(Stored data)

┌────────

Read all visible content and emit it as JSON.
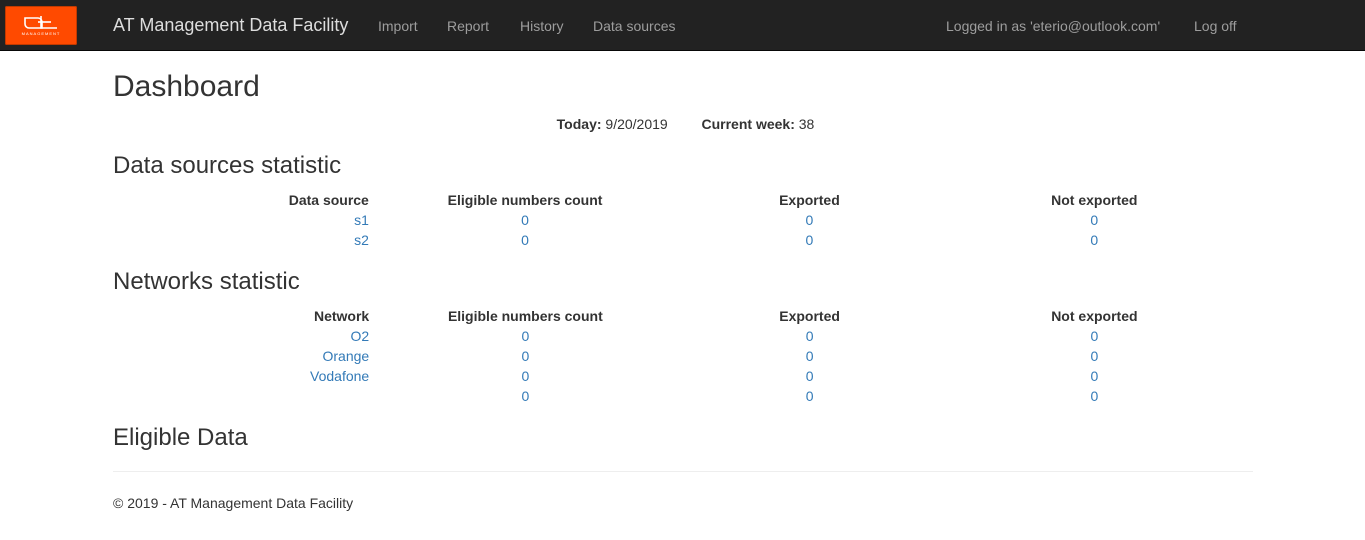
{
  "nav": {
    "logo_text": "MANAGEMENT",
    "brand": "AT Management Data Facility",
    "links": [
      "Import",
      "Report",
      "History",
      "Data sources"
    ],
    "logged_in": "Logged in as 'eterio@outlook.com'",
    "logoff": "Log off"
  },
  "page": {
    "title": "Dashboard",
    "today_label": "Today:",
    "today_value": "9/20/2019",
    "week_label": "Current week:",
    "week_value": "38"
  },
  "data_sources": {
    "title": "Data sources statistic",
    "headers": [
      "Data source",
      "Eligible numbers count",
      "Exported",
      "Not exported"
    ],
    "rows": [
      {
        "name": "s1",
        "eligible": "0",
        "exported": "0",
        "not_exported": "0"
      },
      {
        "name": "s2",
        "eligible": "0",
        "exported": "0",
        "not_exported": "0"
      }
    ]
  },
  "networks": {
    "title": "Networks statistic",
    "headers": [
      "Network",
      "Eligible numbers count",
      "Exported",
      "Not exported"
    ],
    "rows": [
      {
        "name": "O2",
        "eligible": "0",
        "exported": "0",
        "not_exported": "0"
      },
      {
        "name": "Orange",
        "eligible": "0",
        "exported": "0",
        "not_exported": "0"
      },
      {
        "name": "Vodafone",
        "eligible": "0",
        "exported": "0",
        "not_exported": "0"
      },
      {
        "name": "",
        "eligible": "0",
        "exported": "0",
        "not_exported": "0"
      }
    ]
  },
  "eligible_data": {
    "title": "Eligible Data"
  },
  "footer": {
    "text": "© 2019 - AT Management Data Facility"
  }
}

└────────

> _Exercise aim_: Copy out every line of the listing that contains the string "title".

> _Reply to the exercise_:
    "title": "Dashboard",
    "title": "Data sources statistic",
    "title": "Networks statistic",
    "title": "Eligible Data"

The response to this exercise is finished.